RECORDS PROVIDED:
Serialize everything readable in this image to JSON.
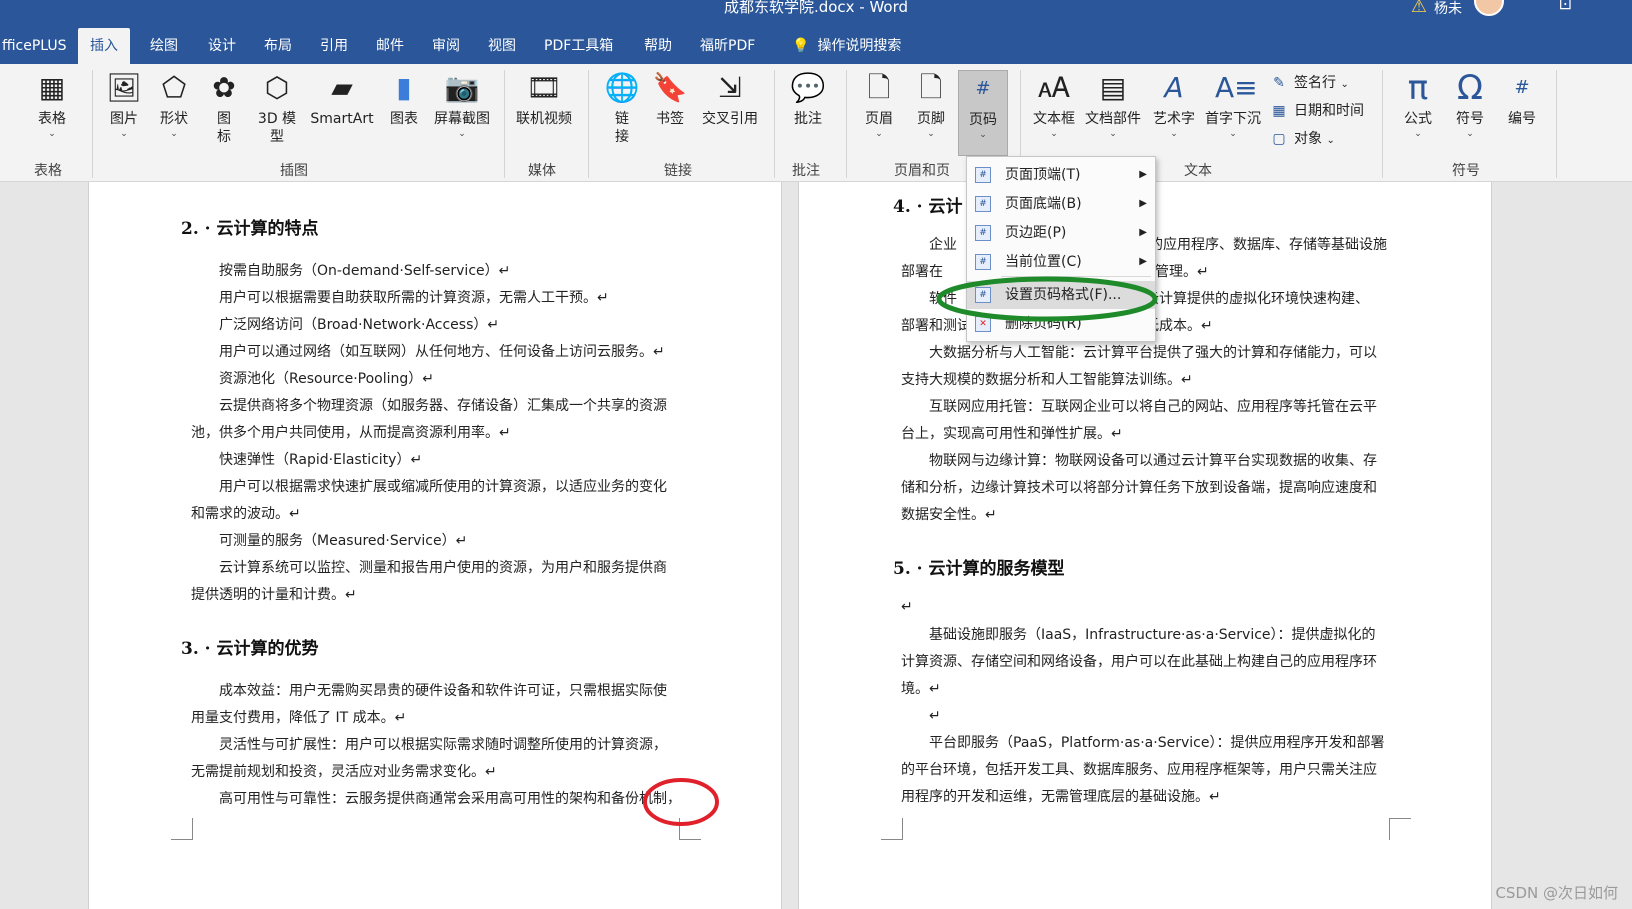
{
  "window": {
    "title": "成都东软学院.docx  -  Word",
    "user": "杨未"
  },
  "tabs": [
    "fficePLUS",
    "插入",
    "绘图",
    "设计",
    "布局",
    "引用",
    "邮件",
    "审阅",
    "视图",
    "PDF工具箱",
    "帮助",
    "福昕PDF",
    "操作说明搜索"
  ],
  "ribbon": {
    "groups": [
      "表格",
      "插图",
      "媒体",
      "链接",
      "批注",
      "页眉和页",
      "文本",
      "符号"
    ],
    "buttons": {
      "table": "表格",
      "picture": "图片",
      "shapes": "形状",
      "icons": "图\n标",
      "model3d": "3D 模\n型",
      "smartart": "SmartArt",
      "chart": "图表",
      "screenshot": "屏幕截图",
      "video": "联机视频",
      "link": "链\n接",
      "bookmark": "书签",
      "crossref": "交叉引用",
      "comment": "批注",
      "header": "页眉",
      "footer": "页脚",
      "pagenum": "页码",
      "textbox": "文本框",
      "quickparts": "文档部件",
      "wordart": "艺术字",
      "dropcap": "首字下沉",
      "signature": "签名行",
      "datetime": "日期和时间",
      "object": "对象",
      "equation": "公式",
      "symbol": "符号",
      "number": "编号"
    }
  },
  "menu": {
    "items": [
      {
        "label": "页面顶端(T)",
        "sub": true
      },
      {
        "label": "页面底端(B)",
        "sub": true
      },
      {
        "label": "页边距(P)",
        "sub": true
      },
      {
        "label": "当前位置(C)",
        "sub": true
      },
      {
        "label": "设置页码格式(F)...",
        "sub": false
      },
      {
        "label": "删除页码(R)",
        "sub": false
      }
    ]
  },
  "left_page": {
    "h2": "2. · 云计算的特点",
    "p": [
      "按需自助服务（On-demand·Self-service）↵",
      "用户可以根据需要自助获取所需的计算资源，无需人工干预。↵",
      "广泛网络访问（Broad·Network·Access）↵",
      "用户可以通过网络（如互联网）从任何地方、任何设备上访问云服务。↵",
      "资源池化（Resource·Pooling）↵",
      "云提供商将多个物理资源（如服务器、存储设备）汇集成一个共享的资源",
      "池，供多个用户共同使用，从而提高资源利用率。↵",
      "快速弹性（Rapid·Elasticity）↵",
      "用户可以根据需求快速扩展或缩减所使用的计算资源，以适应业务的变化",
      "和需求的波动。↵",
      "可测量的服务（Measured·Service）↵",
      "云计算系统可以监控、测量和报告用户使用的资源，为用户和服务提供商",
      "提供透明的计量和计费。↵"
    ],
    "h3": "3. · 云计算的优势",
    "p3": [
      "成本效益：用户无需购买昂贵的硬件设备和软件许可证，只需根据实际使",
      "用量支付费用，降低了 IT 成本。↵",
      "灵活性与可扩展性：用户可以根据实际需求随时调整所使用的计算资源，",
      "无需提前规划和投资，灵活应对业务需求变化。↵",
      "高可用性与可靠性：云服务提供商通常会采用高可用性的架构和备份机制，"
    ]
  },
  "right_page": {
    "h4": "4. · 云计",
    "p": [
      "企业",
      "的应用程序、数据库、存储等基础设施",
      "部署在",
      "管理。↵",
      "软件",
      "云计算提供的虚拟化环境快速构建、",
      "部署和测试",
      "低成本。↵",
      "大数据分析与人工智能：云计算平台提供了强大的计算和存储能力，可以",
      "支持大规模的数据分析和人工智能算法训练。↵",
      "互联网应用托管：互联网企业可以将自己的网站、应用程序等托管在云平",
      "台上，实现高可用性和弹性扩展。↵",
      "物联网与边缘计算：物联网设备可以通过云计算平台实现数据的收集、存",
      "储和分析，边缘计算技术可以将部分计算任务下放到设备端，提高响应速度和",
      "数据安全性。↵"
    ],
    "h5": "5. · 云计算的服务模型",
    "p5": [
      "↵",
      "基础设施即服务（IaaS，Infrastructure·as·a·Service）：提供虚拟化的",
      "计算资源、存储空间和网络设备，用户可以在此基础上构建自己的应用程序环",
      "境。↵",
      "↵",
      "平台即服务（PaaS，Platform·as·a·Service）：提供应用程序开发和部署",
      "的平台环境，包括开发工具、数据库服务、应用程序框架等，用户只需关注应",
      "用程序的开发和运维，无需管理底层的基础设施。↵"
    ]
  },
  "watermark": "CSDN @次日如何"
}
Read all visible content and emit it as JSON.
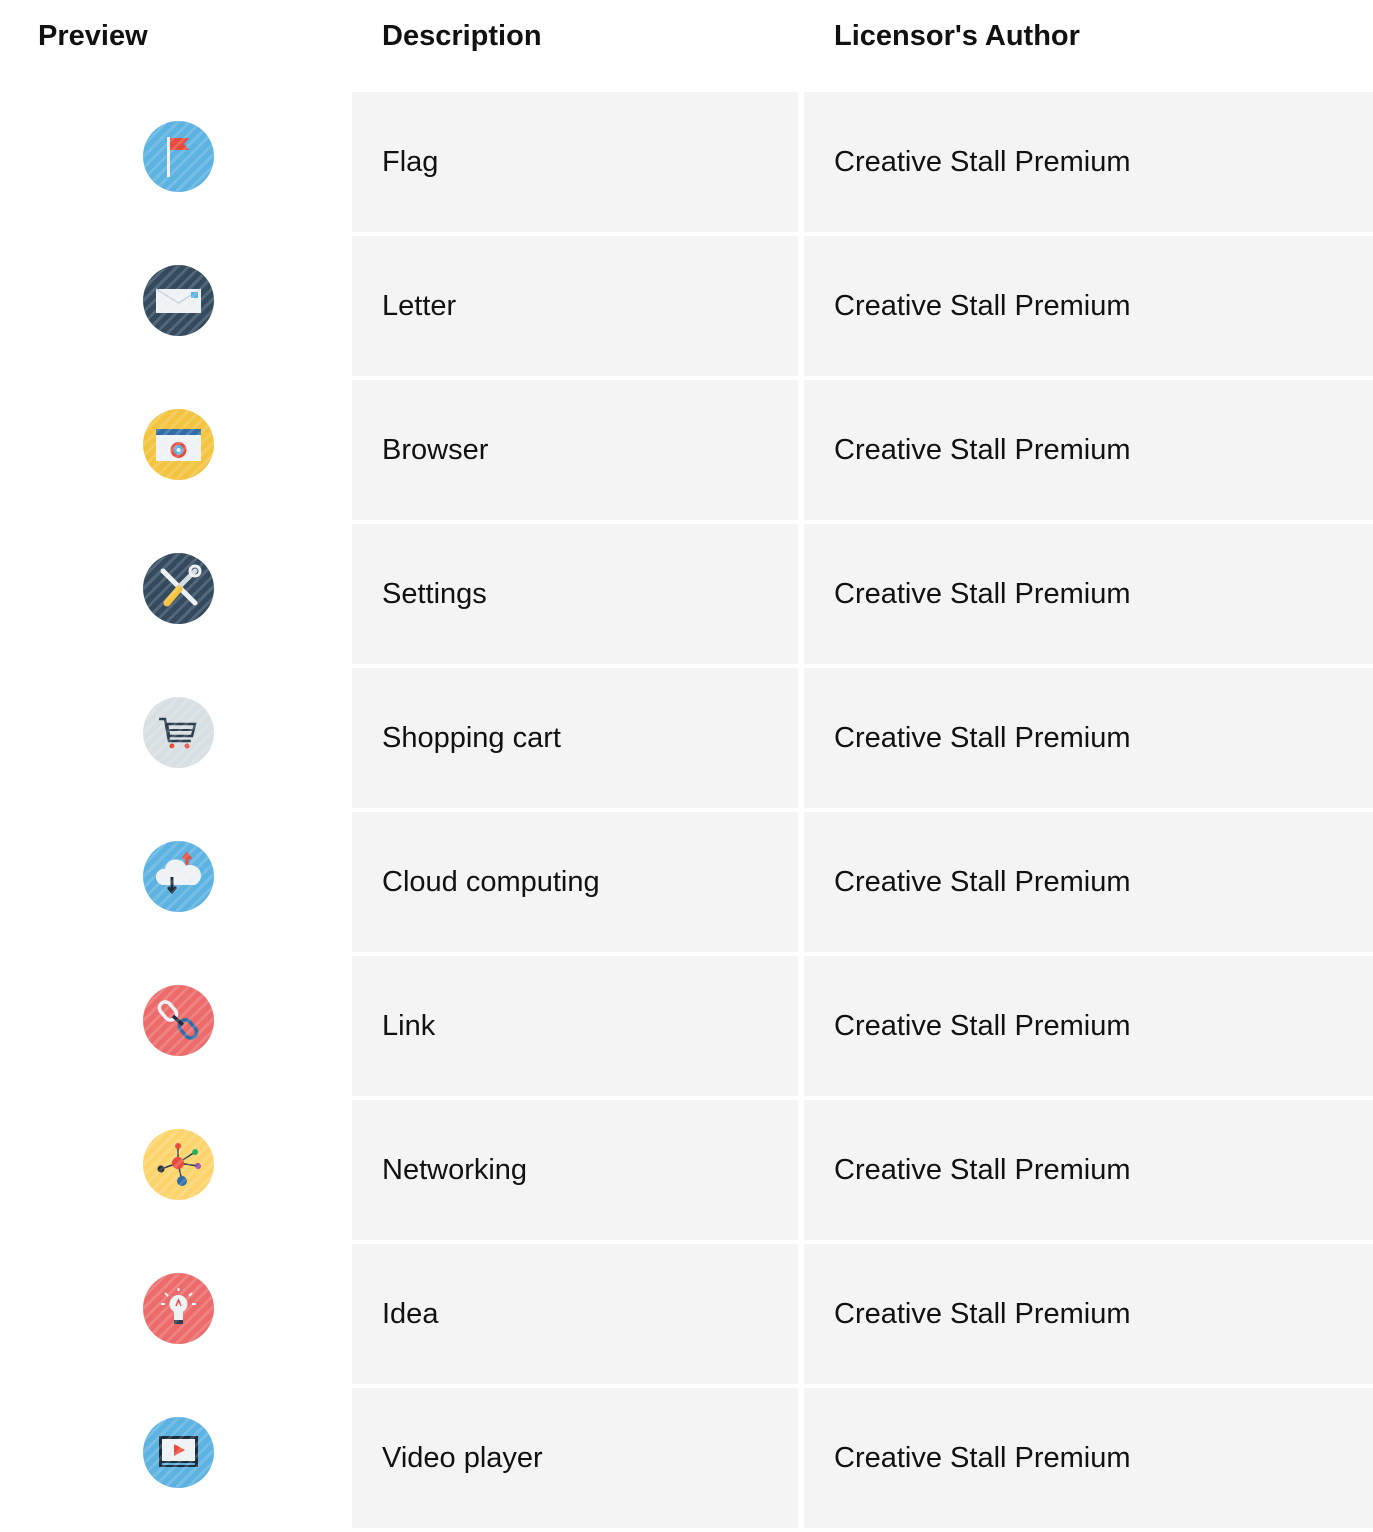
{
  "header": {
    "preview": "Preview",
    "description": "Description",
    "author": "Licensor's Author"
  },
  "rows": [
    {
      "icon": "flag-icon",
      "description": "Flag",
      "author": "Creative Stall Premium",
      "color": "#5cb2e0"
    },
    {
      "icon": "letter-icon",
      "description": "Letter",
      "author": "Creative Stall Premium",
      "color": "#344a5e"
    },
    {
      "icon": "browser-icon",
      "description": "Browser",
      "author": "Creative Stall Premium",
      "color": "#f3c43f"
    },
    {
      "icon": "settings-icon",
      "description": "Settings",
      "author": "Creative Stall Premium",
      "color": "#344a5e"
    },
    {
      "icon": "shopping-cart-icon",
      "description": "Shopping cart",
      "author": "Creative Stall Premium",
      "color": "#d7dfe3"
    },
    {
      "icon": "cloud-computing-icon",
      "description": "Cloud computing",
      "author": "Creative Stall Premium",
      "color": "#5cb2e0"
    },
    {
      "icon": "link-icon",
      "description": "Link",
      "author": "Creative Stall Premium",
      "color": "#ec6a6a"
    },
    {
      "icon": "networking-icon",
      "description": "Networking",
      "author": "Creative Stall Premium",
      "color": "#fdd36b"
    },
    {
      "icon": "idea-icon",
      "description": "Idea",
      "author": "Creative Stall Premium",
      "color": "#ec6a6a"
    },
    {
      "icon": "video-player-icon",
      "description": "Video player",
      "author": "Creative Stall Premium",
      "color": "#5cb2e0"
    }
  ]
}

TASK PROMPT:
Output all of the data exactly as it stands, minus any images.

CORRECT RESPONSE:
Serialize everything readable in this image to JSON.
{
  "window": {
    "title": "成都东软学院.docx  -  Word",
    "user": "杨未"
  },
  "tabs": [
    "fficePLUS",
    "插入",
    "绘图",
    "设计",
    "布局",
    "引用",
    "邮件",
    "审阅",
    "视图",
    "PDF工具箱",
    "帮助",
    "福昕PDF",
    "操作说明搜索"
  ],
  "ribbon": {
    "groups": [
      "表格",
      "插图",
      "媒体",
      "链接",
      "批注",
      "页眉和页",
      "文本",
      "符号"
    ],
    "buttons": {
      "table": "表格",
      "picture": "图片",
      "shapes": "形状",
      "icons": "图\n标",
      "model3d": "3D 模\n型",
      "smartart": "SmartArt",
      "chart": "图表",
      "screenshot": "屏幕截图",
      "video": "联机视频",
      "link": "链\n接",
      "bookmark": "书签",
      "crossref": "交叉引用",
      "comment": "批注",
      "header": "页眉",
      "footer": "页脚",
      "pagenum": "页码",
      "textbox": "文本框",
      "quickparts": "文档部件",
      "wordart": "艺术字",
      "dropcap": "首字下沉",
      "signature": "签名行",
      "datetime": "日期和时间",
      "object": "对象",
      "equation": "公式",
      "symbol": "符号",
      "number": "编号"
    }
  },
  "menu": {
    "items": [
      {
        "label": "页面顶端(T)",
        "sub": true
      },
      {
        "label": "页面底端(B)",
        "sub": true
      },
      {
        "label": "页边距(P)",
        "sub": true
      },
      {
        "label": "当前位置(C)",
        "sub": true
      },
      {
        "label": "设置页码格式(F)...",
        "sub": false
      },
      {
        "label": "删除页码(R)",
        "sub": false
      }
    ]
  },
  "left_page": {
    "h2": "2. · 云计算的特点",
    "p": [
      "按需自助服务（On-demand·Self-service）↵",
      "用户可以根据需要自助获取所需的计算资源，无需人工干预。↵",
      "广泛网络访问（Broad·Network·Access）↵",
      "用户可以通过网络（如互联网）从任何地方、任何设备上访问云服务。↵",
      "资源池化（Resource·Pooling）↵",
      "云提供商将多个物理资源（如服务器、存储设备）汇集成一个共享的资源",
      "池，供多个用户共同使用，从而提高资源利用率。↵",
      "快速弹性（Rapid·Elasticity）↵",
      "用户可以根据需求快速扩展或缩减所使用的计算资源，以适应业务的变化",
      "和需求的波动。↵",
      "可测量的服务（Measured·Service）↵",
      "云计算系统可以监控、测量和报告用户使用的资源，为用户和服务提供商",
      "提供透明的计量和计费。↵"
    ],
    "h3": "3. · 云计算的优势",
    "p3": [
      "成本效益：用户无需购买昂贵的硬件设备和软件许可证，只需根据实际使",
      "用量支付费用，降低了 IT 成本。↵",
      "灵活性与可扩展性：用户可以根据实际需求随时调整所使用的计算资源，",
      "无需提前规划和投资，灵活应对业务需求变化。↵",
      "高可用性与可靠性：云服务提供商通常会采用高可用性的架构和备份机制，"
    ]
  },
  "right_page": {
    "h4": "4. · 云计",
    "p": [
      "企业",
      "的应用程序、数据库、存储等基础设施",
      "部署在",
      "管理。↵",
      "软件",
      "云计算提供的虚拟化环境快速构建、",
      "部署和测试",
      "低成本。↵",
      "大数据分析与人工智能：云计算平台提供了强大的计算和存储能力，可以",
      "支持大规模的数据分析和人工智能算法训练。↵",
      "互联网应用托管：互联网企业可以将自己的网站、应用程序等托管在云平",
      "台上，实现高可用性和弹性扩展。↵",
      "物联网与边缘计算：物联网设备可以通过云计算平台实现数据的收集、存",
      "储和分析，边缘计算技术可以将部分计算任务下放到设备端，提高响应速度和",
      "数据安全性。↵"
    ],
    "h5": "5. · 云计算的服务模型",
    "p5": [
      "↵",
      "基础设施即服务（IaaS，Infrastructure·as·a·Service）：提供虚拟化的",
      "计算资源、存储空间和网络设备，用户可以在此基础上构建自己的应用程序环",
      "境。↵",
      "↵",
      "平台即服务（PaaS，Platform·as·a·Service）：提供应用程序开发和部署",
      "的平台环境，包括开发工具、数据库服务、应用程序框架等，用户只需关注应",
      "用程序的开发和运维，无需管理底层的基础设施。↵"
    ]
  },
  "watermark": "CSDN @次日如何"
}
Read all visible content and emit it as JSON.
{
  "header": {
    "preview": "Preview",
    "description": "Description",
    "author": "Licensor's Author"
  },
  "rows": [
    {
      "icon": "flag-icon",
      "description": "Flag",
      "author": "Creative Stall Premium",
      "color": "#5cb2e0"
    },
    {
      "icon": "letter-icon",
      "description": "Letter",
      "author": "Creative Stall Premium",
      "color": "#344a5e"
    },
    {
      "icon": "browser-icon",
      "description": "Browser",
      "author": "Creative Stall Premium",
      "color": "#f3c43f"
    },
    {
      "icon": "settings-icon",
      "description": "Settings",
      "author": "Creative Stall Premium",
      "color": "#344a5e"
    },
    {
      "icon": "shopping-cart-icon",
      "description": "Shopping cart",
      "author": "Creative Stall Premium",
      "color": "#d7dfe3"
    },
    {
      "icon": "cloud-computing-icon",
      "description": "Cloud computing",
      "author": "Creative Stall Premium",
      "color": "#5cb2e0"
    },
    {
      "icon": "link-icon",
      "description": "Link",
      "author": "Creative Stall Premium",
      "color": "#ec6a6a"
    },
    {
      "icon": "networking-icon",
      "description": "Networking",
      "author": "Creative Stall Premium",
      "color": "#fdd36b"
    },
    {
      "icon": "idea-icon",
      "description": "Idea",
      "author": "Creative Stall Premium",
      "color": "#ec6a6a"
    },
    {
      "icon": "video-player-icon",
      "description": "Video player",
      "author": "Creative Stall Premium",
      "color": "#5cb2e0"
    }
  ]
}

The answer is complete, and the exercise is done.